Work instructions :: Tally all lines containing the word "Wohnen". Give the number alone.

━━━ Stored rows ━━━

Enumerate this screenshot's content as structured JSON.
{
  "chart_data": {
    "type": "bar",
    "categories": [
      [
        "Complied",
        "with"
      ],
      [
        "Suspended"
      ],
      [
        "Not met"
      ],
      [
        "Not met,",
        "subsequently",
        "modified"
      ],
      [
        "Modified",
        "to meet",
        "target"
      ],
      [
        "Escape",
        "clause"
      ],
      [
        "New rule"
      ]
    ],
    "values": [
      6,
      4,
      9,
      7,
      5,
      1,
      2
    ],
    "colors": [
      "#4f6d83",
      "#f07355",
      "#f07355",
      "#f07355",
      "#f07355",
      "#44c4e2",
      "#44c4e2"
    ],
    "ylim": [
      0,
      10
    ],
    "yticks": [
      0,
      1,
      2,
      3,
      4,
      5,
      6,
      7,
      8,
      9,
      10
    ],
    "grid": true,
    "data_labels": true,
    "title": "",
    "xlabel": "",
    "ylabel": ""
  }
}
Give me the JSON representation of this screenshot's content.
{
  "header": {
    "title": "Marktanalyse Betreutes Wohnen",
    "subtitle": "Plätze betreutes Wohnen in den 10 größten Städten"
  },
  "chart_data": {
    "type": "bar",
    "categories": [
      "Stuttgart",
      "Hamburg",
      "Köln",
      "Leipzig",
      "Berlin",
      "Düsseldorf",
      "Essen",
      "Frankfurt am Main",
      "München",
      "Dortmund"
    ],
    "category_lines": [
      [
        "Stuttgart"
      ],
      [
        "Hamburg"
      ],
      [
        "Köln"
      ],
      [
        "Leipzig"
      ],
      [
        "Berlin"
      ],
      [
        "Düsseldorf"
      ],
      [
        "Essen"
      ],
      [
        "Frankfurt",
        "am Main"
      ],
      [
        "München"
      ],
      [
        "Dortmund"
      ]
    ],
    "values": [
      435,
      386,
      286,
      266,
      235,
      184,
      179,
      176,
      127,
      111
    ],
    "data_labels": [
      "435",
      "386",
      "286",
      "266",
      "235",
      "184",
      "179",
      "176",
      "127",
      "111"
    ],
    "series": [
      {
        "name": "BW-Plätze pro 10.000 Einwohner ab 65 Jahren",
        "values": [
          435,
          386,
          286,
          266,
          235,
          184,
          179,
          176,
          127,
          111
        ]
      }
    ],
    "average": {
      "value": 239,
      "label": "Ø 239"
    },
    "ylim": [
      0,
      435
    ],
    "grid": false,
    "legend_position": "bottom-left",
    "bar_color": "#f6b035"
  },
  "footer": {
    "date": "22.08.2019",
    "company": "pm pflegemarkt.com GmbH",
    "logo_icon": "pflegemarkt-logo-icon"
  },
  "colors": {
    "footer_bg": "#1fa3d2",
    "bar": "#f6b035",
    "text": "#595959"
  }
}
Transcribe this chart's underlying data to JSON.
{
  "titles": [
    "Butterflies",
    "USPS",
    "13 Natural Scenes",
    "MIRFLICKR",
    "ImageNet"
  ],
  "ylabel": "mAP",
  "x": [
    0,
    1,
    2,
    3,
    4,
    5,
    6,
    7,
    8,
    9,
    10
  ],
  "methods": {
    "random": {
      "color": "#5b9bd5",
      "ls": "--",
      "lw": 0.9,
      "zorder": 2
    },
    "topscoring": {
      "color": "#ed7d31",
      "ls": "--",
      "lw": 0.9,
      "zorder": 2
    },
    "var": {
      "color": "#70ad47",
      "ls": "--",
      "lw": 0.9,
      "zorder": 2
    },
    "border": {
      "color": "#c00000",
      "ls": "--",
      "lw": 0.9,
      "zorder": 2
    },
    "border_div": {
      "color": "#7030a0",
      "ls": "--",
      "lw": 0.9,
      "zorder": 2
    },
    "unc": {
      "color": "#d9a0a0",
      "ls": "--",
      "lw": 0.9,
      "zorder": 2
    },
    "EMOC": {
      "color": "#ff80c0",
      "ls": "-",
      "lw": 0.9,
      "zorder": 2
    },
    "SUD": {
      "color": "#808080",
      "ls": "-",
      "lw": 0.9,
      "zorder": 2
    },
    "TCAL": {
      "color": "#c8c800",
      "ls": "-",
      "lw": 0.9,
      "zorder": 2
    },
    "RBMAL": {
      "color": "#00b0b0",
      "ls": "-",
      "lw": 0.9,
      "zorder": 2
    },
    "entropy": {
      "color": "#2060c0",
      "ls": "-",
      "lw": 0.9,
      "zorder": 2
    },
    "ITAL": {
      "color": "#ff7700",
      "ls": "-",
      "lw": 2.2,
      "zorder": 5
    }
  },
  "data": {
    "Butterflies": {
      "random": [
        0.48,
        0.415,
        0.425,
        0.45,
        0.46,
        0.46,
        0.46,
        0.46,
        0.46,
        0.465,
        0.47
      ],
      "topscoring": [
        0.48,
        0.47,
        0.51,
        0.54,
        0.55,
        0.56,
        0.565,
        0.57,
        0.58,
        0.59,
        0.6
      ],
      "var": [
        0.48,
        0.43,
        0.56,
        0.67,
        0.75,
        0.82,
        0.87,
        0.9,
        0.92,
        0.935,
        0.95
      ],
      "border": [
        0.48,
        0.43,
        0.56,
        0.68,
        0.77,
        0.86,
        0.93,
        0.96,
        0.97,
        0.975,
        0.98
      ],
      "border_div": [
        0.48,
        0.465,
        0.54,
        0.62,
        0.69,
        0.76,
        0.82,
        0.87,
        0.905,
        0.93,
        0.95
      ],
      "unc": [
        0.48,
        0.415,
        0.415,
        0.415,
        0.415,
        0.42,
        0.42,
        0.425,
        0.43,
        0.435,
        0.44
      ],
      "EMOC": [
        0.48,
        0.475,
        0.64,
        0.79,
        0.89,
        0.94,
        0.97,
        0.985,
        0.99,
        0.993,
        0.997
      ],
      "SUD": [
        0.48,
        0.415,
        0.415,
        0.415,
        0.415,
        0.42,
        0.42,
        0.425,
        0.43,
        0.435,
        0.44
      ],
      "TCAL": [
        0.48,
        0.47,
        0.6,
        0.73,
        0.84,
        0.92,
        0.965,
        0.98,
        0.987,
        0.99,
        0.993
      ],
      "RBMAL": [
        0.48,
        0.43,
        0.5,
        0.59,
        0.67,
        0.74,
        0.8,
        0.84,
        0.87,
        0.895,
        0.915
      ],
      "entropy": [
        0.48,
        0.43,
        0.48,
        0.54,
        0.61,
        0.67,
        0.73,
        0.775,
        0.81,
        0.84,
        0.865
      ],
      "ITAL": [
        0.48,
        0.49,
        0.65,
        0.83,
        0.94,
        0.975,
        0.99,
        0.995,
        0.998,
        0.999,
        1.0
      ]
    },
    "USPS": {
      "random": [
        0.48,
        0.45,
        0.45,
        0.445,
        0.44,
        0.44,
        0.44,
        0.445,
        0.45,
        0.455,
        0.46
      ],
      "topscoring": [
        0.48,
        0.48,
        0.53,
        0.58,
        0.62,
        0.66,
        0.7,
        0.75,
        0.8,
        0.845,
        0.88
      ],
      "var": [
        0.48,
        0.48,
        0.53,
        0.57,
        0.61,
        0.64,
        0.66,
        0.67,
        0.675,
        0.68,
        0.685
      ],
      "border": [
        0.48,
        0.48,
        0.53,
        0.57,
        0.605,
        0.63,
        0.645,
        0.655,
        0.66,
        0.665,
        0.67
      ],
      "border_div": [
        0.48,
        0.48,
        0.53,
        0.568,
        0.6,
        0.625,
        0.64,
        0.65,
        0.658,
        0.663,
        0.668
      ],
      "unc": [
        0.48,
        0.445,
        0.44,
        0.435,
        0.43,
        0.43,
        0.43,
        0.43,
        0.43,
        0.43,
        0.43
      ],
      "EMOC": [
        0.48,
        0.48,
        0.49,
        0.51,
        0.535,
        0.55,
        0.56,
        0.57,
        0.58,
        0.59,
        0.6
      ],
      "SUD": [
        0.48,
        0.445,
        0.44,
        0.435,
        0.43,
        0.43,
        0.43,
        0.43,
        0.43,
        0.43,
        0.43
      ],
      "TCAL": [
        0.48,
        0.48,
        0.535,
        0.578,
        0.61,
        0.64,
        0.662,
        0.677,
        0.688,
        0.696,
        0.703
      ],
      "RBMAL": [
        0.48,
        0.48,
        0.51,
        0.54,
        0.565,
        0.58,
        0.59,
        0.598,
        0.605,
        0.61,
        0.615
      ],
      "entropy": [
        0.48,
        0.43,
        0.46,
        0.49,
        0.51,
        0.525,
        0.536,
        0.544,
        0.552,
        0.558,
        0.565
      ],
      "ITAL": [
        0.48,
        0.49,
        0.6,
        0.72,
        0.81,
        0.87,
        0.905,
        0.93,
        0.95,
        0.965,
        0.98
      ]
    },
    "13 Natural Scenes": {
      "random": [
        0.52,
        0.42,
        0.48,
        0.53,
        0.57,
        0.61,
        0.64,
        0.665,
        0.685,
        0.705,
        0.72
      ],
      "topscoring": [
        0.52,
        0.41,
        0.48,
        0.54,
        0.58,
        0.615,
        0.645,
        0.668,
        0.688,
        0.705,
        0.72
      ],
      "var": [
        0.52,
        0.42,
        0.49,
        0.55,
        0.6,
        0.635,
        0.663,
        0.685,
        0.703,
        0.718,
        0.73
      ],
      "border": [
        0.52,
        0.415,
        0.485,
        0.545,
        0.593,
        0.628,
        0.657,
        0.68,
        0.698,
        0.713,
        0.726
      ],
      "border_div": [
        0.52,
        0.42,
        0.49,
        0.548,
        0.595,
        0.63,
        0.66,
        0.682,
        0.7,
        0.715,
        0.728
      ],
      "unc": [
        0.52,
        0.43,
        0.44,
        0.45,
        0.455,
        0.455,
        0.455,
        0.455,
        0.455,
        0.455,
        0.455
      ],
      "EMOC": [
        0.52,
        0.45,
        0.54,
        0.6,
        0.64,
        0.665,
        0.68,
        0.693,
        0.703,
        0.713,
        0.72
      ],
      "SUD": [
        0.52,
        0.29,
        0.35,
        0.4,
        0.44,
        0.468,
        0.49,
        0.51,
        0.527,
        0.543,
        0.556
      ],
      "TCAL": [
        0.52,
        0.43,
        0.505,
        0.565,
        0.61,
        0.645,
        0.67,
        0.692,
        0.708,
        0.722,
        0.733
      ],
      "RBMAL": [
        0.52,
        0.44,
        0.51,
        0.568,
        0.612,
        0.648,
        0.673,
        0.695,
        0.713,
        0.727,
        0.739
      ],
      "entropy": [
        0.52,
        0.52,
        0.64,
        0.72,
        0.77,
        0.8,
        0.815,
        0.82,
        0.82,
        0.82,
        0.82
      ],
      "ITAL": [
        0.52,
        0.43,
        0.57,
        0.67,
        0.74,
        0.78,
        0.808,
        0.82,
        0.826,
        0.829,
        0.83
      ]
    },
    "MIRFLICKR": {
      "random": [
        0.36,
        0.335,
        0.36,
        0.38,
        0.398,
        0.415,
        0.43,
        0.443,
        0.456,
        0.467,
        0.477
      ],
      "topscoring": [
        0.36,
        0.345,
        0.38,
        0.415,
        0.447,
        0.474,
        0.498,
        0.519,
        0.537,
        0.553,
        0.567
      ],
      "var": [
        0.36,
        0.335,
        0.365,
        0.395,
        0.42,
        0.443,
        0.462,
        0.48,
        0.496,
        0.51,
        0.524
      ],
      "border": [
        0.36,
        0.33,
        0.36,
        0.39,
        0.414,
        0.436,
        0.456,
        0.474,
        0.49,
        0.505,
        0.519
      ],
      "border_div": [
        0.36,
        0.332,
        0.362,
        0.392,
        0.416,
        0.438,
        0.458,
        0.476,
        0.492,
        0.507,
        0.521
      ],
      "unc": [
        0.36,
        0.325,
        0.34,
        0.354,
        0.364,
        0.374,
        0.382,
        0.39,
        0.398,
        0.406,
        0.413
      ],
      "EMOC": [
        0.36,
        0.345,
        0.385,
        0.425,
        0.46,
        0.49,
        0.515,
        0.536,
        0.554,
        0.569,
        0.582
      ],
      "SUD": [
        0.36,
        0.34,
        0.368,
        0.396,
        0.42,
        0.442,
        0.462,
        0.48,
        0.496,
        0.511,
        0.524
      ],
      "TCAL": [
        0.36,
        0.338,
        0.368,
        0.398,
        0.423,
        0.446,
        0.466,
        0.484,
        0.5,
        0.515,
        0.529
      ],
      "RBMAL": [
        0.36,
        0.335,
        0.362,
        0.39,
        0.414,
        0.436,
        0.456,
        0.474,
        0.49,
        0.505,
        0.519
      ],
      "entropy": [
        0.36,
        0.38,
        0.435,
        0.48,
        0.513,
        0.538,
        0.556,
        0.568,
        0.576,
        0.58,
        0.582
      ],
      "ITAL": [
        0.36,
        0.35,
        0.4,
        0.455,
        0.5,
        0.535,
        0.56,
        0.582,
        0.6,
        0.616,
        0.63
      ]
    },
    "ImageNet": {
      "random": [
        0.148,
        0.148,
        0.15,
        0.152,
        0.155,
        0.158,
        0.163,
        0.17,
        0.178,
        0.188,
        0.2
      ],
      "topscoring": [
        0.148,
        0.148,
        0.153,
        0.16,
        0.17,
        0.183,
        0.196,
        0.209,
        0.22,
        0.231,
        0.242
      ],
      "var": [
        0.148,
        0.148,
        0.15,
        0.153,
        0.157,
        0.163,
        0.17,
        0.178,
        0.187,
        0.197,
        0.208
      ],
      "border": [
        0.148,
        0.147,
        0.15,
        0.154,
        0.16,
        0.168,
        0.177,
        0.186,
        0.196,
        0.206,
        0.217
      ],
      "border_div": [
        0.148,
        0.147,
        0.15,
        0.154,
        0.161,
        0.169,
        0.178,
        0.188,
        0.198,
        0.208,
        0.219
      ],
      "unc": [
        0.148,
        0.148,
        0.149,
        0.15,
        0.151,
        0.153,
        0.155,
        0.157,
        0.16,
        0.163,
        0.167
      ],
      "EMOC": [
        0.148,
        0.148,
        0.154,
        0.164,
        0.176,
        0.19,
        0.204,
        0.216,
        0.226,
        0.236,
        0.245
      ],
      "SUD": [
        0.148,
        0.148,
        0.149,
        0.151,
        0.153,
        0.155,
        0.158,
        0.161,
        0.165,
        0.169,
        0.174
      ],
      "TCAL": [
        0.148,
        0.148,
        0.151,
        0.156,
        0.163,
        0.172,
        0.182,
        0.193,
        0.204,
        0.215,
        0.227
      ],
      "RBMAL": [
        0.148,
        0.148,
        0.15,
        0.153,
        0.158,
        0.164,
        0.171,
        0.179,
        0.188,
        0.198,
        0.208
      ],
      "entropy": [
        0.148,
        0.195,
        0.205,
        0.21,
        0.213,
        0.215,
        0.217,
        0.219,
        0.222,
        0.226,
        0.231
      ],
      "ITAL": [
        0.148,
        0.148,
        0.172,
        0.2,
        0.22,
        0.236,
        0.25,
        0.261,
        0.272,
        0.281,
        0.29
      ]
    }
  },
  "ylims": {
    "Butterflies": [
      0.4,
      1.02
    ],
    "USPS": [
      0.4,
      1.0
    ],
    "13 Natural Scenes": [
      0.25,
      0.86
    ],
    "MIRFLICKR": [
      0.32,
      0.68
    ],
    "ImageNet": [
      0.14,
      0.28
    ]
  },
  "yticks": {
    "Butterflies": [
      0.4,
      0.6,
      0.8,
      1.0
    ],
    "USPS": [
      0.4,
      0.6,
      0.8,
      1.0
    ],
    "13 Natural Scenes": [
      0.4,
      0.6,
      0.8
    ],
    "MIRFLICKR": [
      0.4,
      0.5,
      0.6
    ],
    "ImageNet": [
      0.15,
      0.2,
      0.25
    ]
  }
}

━━━

Written reply :: 2